+++ EXTRACTED MATERIAL

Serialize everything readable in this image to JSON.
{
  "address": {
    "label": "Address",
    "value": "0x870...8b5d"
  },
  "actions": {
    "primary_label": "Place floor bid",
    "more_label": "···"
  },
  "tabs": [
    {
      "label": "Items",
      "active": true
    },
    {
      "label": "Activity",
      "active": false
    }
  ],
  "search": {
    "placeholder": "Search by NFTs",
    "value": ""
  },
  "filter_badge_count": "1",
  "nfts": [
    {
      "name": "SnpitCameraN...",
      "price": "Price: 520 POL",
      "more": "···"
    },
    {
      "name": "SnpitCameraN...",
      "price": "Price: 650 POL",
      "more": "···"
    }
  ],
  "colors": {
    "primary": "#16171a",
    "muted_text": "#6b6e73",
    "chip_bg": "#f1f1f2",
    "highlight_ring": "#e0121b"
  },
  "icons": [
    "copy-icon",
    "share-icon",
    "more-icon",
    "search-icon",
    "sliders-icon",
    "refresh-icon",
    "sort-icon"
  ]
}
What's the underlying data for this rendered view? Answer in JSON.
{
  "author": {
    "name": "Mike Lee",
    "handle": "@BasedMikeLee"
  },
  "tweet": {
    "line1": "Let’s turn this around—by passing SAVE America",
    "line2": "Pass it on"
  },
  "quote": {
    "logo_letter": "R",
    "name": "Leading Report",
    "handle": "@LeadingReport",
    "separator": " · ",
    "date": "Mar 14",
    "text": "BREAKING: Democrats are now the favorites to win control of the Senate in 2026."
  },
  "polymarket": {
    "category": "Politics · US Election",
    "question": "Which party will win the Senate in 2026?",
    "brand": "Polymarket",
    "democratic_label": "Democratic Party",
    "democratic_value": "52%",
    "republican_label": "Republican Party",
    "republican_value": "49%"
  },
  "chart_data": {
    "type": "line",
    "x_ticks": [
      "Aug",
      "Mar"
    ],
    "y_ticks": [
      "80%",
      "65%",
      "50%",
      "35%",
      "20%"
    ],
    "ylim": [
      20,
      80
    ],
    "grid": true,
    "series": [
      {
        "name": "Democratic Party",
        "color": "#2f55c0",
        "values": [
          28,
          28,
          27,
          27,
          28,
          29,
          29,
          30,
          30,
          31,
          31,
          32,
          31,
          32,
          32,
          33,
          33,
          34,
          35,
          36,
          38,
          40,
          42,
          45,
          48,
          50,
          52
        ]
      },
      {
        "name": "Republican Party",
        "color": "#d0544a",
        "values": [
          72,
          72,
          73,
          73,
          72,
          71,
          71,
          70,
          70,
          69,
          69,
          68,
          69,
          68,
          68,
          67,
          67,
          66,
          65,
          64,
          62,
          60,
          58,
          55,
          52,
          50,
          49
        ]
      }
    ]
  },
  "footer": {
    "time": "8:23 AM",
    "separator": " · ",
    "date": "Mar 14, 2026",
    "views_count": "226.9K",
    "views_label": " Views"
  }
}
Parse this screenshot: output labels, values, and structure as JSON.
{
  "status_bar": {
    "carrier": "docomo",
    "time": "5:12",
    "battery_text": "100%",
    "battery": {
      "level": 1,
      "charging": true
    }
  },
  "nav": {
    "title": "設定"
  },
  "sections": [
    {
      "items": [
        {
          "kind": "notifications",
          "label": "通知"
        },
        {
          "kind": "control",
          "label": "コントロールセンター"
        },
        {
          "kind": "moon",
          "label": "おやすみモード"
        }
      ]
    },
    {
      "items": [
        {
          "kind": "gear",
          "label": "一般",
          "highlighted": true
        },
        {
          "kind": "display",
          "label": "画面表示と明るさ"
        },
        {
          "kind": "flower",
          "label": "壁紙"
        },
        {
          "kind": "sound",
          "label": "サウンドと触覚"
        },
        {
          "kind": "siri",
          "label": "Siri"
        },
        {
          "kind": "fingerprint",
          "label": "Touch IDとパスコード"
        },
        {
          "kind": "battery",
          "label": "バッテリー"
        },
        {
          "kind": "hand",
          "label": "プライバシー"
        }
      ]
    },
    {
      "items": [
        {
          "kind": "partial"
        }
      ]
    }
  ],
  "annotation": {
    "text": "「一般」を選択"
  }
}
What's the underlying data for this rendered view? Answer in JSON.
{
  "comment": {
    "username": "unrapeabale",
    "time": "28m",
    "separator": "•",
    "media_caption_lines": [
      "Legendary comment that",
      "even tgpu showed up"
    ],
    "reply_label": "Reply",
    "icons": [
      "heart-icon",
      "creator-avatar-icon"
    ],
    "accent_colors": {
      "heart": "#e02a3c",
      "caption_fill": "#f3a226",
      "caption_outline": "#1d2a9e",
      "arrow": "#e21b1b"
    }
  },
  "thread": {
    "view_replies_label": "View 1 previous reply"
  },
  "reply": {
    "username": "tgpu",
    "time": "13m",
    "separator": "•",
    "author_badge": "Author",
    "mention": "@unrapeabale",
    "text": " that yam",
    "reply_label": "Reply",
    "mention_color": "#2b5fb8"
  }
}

++++++

■ EXERCISE OBJECTIVE
The entries above should be repeated exactly, every one of them.

■ EXERCISE ANSWER
Serialize everything readable in this image to JSON.
{
  "address": {
    "label": "Address",
    "value": "0x870...8b5d"
  },
  "actions": {
    "primary_label": "Place floor bid",
    "more_label": "···"
  },
  "tabs": [
    {
      "label": "Items",
      "active": true
    },
    {
      "label": "Activity",
      "active": false
    }
  ],
  "search": {
    "placeholder": "Search by NFTs",
    "value": ""
  },
  "filter_badge_count": "1",
  "nfts": [
    {
      "name": "SnpitCameraN...",
      "price": "Price: 520 POL",
      "more": "···"
    },
    {
      "name": "SnpitCameraN...",
      "price": "Price: 650 POL",
      "more": "···"
    }
  ],
  "colors": {
    "primary": "#16171a",
    "muted_text": "#6b6e73",
    "chip_bg": "#f1f1f2",
    "highlight_ring": "#e0121b"
  },
  "icons": [
    "copy-icon",
    "share-icon",
    "more-icon",
    "search-icon",
    "sliders-icon",
    "refresh-icon",
    "sort-icon"
  ]
}
What's the underlying data for this rendered view? Answer in JSON.
{
  "author": {
    "name": "Mike Lee",
    "handle": "@BasedMikeLee"
  },
  "tweet": {
    "line1": "Let’s turn this around—by passing SAVE America",
    "line2": "Pass it on"
  },
  "quote": {
    "logo_letter": "R",
    "name": "Leading Report",
    "handle": "@LeadingReport",
    "separator": " · ",
    "date": "Mar 14",
    "text": "BREAKING: Democrats are now the favorites to win control of the Senate in 2026."
  },
  "polymarket": {
    "category": "Politics · US Election",
    "question": "Which party will win the Senate in 2026?",
    "brand": "Polymarket",
    "democratic_label": "Democratic Party",
    "democratic_value": "52%",
    "republican_label": "Republican Party",
    "republican_value": "49%"
  },
  "chart_data": {
    "type": "line",
    "x_ticks": [
      "Aug",
      "Mar"
    ],
    "y_ticks": [
      "80%",
      "65%",
      "50%",
      "35%",
      "20%"
    ],
    "ylim": [
      20,
      80
    ],
    "grid": true,
    "series": [
      {
        "name": "Democratic Party",
        "color": "#2f55c0",
        "values": [
          28,
          28,
          27,
          27,
          28,
          29,
          29,
          30,
          30,
          31,
          31,
          32,
          31,
          32,
          32,
          33,
          33,
          34,
          35,
          36,
          38,
          40,
          42,
          45,
          48,
          50,
          52
        ]
      },
      {
        "name": "Republican Party",
        "color": "#d0544a",
        "values": [
          72,
          72,
          73,
          73,
          72,
          71,
          71,
          70,
          70,
          69,
          69,
          68,
          69,
          68,
          68,
          67,
          67,
          66,
          65,
          64,
          62,
          60,
          58,
          55,
          52,
          50,
          49
        ]
      }
    ]
  },
  "footer": {
    "time": "8:23 AM",
    "separator": " · ",
    "date": "Mar 14, 2026",
    "views_count": "226.9K",
    "views_label": " Views"
  }
}
Parse this screenshot: output labels, values, and structure as JSON.
{
  "status_bar": {
    "carrier": "docomo",
    "time": "5:12",
    "battery_text": "100%",
    "battery": {
      "level": 1,
      "charging": true
    }
  },
  "nav": {
    "title": "設定"
  },
  "sections": [
    {
      "items": [
        {
          "kind": "notifications",
          "label": "通知"
        },
        {
          "kind": "control",
          "label": "コントロールセンター"
        },
        {
          "kind": "moon",
          "label": "おやすみモード"
        }
      ]
    },
    {
      "items": [
        {
          "kind": "gear",
          "label": "一般",
          "highlighted": true
        },
        {
          "kind": "display",
          "label": "画面表示と明るさ"
        },
        {
          "kind": "flower",
          "label": "壁紙"
        },
        {
          "kind": "sound",
          "label": "サウンドと触覚"
        },
        {
          "kind": "siri",
          "label": "Siri"
        },
        {
          "kind": "fingerprint",
          "label": "Touch IDとパスコード"
        },
        {
          "kind": "battery",
          "label": "バッテリー"
        },
        {
          "kind": "hand",
          "label": "プライバシー"
        }
      ]
    },
    {
      "items": [
        {
          "kind": "partial"
        }
      ]
    }
  ],
  "annotation": {
    "text": "「一般」を選択"
  }
}
What's the underlying data for this rendered view? Answer in JSON.
{
  "comment": {
    "username": "unrapeabale",
    "time": "28m",
    "separator": "•",
    "media_caption_lines": [
      "Legendary comment that",
      "even tgpu showed up"
    ],
    "reply_label": "Reply",
    "icons": [
      "heart-icon",
      "creator-avatar-icon"
    ],
    "accent_colors": {
      "heart": "#e02a3c",
      "caption_fill": "#f3a226",
      "caption_outline": "#1d2a9e",
      "arrow": "#e21b1b"
    }
  },
  "thread": {
    "view_replies_label": "View 1 previous reply"
  },
  "reply": {
    "username": "tgpu",
    "time": "13m",
    "separator": "•",
    "author_badge": "Author",
    "mention": "@unrapeabale",
    "text": " that yam",
    "reply_label": "Reply",
    "mention_color": "#2b5fb8"
  }
}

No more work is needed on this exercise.